§ **Instruction**:
What number of lines in the material contain the word "signal"? Give that number alone.

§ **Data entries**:
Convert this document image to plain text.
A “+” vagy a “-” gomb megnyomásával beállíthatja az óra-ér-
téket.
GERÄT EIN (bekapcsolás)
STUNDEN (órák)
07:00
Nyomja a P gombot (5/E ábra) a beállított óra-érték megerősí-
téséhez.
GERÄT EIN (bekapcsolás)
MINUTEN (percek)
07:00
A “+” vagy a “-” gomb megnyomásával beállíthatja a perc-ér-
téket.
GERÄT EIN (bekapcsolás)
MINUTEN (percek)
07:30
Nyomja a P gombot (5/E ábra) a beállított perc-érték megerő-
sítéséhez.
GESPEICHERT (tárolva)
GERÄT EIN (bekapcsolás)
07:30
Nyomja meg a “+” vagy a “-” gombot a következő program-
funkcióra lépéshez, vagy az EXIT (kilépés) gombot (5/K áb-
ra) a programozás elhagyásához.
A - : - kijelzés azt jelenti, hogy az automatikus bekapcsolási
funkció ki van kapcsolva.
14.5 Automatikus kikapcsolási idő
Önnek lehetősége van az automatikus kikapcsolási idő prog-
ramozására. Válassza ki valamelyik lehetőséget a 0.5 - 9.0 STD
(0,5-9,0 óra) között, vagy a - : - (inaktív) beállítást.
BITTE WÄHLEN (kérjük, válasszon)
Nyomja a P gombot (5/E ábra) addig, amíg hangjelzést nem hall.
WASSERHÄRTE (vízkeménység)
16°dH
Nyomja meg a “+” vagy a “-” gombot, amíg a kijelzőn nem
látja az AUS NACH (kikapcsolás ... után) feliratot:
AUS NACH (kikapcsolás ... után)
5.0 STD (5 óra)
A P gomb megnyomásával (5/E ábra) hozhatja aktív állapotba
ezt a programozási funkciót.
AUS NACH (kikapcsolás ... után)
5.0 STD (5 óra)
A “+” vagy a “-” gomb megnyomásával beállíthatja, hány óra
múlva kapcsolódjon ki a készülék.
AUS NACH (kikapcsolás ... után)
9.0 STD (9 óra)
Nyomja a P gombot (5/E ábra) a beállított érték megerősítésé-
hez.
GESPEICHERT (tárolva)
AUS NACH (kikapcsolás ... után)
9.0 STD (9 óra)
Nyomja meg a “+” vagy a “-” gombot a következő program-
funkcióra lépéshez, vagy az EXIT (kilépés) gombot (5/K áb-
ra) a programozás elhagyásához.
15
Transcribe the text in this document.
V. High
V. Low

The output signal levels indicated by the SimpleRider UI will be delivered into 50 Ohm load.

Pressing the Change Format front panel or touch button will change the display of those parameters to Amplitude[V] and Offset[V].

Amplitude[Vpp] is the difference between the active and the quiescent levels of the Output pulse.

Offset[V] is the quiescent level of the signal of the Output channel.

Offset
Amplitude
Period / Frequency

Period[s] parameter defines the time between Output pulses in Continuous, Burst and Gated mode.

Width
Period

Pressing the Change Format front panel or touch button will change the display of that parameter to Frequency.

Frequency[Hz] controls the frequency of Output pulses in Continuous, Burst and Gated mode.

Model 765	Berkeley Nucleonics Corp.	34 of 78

§ **Solution to this problem**:
2